→ **DIRECTION**: How many lines of the records below contain the word "Input"? Answer with the number alone.

→ **SUPPLIED MATERIAL**:

--- begin ---

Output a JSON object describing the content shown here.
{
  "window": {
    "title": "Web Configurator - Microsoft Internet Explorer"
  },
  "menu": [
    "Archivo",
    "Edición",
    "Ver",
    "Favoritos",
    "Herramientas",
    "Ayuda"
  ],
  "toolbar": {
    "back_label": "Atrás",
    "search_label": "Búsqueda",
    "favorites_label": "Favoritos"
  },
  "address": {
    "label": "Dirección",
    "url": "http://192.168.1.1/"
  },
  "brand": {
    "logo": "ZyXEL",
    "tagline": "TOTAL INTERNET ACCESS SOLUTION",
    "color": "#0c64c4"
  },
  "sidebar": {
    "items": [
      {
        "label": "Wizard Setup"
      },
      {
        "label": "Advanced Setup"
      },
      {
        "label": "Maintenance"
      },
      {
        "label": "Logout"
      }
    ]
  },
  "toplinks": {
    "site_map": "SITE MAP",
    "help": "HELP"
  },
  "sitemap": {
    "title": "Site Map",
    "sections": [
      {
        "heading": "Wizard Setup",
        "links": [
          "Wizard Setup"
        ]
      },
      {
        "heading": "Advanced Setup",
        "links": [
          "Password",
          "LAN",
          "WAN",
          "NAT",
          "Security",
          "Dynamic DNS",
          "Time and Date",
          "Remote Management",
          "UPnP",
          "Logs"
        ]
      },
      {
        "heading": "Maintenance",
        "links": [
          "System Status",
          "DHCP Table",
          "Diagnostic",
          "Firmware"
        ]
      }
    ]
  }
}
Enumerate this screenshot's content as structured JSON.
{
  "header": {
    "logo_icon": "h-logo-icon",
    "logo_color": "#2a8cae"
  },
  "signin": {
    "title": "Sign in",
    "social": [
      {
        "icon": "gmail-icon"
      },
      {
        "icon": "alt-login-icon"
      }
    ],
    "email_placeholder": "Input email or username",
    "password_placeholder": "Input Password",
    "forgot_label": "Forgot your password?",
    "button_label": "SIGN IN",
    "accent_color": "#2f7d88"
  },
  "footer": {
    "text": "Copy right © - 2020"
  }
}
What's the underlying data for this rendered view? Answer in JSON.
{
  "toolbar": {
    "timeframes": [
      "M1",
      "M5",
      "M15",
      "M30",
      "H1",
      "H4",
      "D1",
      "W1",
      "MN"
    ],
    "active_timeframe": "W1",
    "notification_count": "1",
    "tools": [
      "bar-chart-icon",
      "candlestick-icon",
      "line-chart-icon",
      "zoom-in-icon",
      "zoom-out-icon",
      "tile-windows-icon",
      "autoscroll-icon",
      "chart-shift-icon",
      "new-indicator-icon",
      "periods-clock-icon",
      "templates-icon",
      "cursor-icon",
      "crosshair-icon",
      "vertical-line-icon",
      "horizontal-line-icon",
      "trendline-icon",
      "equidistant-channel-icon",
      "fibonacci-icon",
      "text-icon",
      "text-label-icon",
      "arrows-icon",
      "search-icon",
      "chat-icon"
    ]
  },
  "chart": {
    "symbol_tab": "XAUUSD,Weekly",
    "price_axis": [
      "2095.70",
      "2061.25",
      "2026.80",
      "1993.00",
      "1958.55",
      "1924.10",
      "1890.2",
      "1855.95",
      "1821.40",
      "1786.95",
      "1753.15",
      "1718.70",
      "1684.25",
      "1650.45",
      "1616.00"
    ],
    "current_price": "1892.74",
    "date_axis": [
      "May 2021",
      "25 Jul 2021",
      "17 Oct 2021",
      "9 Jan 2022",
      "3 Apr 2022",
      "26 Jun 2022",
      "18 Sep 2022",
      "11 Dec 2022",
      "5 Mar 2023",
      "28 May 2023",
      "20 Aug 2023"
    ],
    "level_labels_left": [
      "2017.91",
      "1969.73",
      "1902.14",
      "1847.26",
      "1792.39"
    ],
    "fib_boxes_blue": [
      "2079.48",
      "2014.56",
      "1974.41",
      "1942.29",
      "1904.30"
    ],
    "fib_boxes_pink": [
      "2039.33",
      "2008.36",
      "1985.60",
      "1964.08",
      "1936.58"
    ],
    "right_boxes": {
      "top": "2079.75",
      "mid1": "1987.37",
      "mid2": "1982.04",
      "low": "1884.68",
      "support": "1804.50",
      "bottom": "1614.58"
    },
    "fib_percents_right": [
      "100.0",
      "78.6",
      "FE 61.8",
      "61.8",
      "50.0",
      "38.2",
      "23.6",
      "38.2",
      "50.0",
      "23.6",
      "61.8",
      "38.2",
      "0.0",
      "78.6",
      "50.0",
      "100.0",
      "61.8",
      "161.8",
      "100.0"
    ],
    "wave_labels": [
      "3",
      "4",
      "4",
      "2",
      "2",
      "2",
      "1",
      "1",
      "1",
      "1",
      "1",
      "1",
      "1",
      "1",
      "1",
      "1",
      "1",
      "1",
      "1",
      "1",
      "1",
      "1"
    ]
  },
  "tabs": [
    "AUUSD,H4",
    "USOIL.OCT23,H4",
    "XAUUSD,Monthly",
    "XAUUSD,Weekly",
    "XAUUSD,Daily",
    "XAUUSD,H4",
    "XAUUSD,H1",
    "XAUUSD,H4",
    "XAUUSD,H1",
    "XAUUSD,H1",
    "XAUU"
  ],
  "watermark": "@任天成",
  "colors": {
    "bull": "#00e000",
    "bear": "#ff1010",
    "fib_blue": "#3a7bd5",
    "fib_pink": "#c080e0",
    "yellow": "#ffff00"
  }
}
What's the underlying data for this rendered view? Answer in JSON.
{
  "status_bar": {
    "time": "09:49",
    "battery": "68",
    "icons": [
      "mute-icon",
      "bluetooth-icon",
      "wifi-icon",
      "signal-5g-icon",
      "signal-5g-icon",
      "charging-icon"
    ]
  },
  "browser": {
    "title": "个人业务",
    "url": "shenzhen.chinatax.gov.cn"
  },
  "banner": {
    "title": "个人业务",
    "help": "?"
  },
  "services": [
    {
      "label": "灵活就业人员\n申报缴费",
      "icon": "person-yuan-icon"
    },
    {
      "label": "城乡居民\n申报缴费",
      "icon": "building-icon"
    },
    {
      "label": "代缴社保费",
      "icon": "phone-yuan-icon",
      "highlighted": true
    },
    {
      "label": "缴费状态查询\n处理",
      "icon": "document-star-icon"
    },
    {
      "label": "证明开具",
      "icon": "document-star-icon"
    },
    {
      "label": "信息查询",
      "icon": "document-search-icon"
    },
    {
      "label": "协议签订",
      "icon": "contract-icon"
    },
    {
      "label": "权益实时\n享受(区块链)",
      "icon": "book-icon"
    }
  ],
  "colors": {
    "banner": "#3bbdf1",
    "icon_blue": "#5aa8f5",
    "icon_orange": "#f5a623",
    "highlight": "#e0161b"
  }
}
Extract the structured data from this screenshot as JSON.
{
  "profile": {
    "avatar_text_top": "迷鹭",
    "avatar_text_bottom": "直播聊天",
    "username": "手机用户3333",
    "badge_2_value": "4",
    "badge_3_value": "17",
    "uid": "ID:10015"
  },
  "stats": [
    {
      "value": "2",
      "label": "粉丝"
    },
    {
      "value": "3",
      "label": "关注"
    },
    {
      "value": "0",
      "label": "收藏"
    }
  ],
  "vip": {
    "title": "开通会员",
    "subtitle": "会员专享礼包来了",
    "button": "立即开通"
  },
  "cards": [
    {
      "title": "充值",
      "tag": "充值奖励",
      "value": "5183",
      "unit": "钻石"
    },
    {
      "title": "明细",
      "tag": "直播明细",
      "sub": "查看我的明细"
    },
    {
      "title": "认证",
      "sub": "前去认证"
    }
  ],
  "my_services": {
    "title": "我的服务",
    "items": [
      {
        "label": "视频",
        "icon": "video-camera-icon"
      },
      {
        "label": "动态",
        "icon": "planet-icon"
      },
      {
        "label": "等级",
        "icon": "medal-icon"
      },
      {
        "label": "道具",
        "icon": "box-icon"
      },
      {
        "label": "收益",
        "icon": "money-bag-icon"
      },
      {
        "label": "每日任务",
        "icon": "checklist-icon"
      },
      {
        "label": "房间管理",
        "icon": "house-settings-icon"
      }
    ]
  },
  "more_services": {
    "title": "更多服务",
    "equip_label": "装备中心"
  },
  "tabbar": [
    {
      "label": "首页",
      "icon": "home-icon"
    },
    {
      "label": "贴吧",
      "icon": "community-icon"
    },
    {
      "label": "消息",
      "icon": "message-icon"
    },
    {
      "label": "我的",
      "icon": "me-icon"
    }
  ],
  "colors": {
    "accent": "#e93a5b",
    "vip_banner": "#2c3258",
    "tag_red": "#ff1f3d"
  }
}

--- end ---

→ **ANSWER TO THIS EXERCISE**: 2